Objective>
Among the entries below, find the lines with "дизайн" and copy them.

====== Data for the task ======

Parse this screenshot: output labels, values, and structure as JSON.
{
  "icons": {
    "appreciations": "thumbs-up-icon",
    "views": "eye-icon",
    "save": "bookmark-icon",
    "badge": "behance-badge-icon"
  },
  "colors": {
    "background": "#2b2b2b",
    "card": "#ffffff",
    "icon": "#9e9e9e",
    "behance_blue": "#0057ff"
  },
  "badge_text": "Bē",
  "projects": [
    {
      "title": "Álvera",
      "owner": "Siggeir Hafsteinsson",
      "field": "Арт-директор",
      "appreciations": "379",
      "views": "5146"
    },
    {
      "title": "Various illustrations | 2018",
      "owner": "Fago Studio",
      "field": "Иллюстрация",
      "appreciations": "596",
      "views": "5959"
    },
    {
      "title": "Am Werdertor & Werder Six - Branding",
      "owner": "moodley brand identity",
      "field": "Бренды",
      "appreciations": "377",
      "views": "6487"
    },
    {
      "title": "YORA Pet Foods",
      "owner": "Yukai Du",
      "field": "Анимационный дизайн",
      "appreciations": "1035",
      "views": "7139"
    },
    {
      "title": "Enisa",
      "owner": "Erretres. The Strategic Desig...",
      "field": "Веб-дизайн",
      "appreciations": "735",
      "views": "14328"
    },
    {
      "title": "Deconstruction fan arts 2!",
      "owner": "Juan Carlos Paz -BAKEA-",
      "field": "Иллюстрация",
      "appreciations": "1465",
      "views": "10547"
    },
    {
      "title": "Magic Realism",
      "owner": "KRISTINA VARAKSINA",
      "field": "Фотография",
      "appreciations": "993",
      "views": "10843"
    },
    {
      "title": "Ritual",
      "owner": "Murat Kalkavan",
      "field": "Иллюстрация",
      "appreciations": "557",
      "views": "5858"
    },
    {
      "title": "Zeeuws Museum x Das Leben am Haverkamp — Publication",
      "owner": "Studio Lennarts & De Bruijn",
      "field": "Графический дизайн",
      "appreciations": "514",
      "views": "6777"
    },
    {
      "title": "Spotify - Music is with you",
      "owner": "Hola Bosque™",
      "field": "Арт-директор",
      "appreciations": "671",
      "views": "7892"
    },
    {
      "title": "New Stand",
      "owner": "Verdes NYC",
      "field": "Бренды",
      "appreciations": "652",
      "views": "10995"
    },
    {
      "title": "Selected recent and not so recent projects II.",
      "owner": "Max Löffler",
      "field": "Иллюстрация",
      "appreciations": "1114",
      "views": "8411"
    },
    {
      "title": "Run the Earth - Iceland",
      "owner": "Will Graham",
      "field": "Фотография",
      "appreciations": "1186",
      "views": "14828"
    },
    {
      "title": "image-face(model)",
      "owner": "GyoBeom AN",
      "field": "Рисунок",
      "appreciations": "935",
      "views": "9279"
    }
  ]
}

======

Task solution>
      "field": "Анимационный дизайн",
      "field": "Веб-дизайн",
      "field": "Графический дизайн",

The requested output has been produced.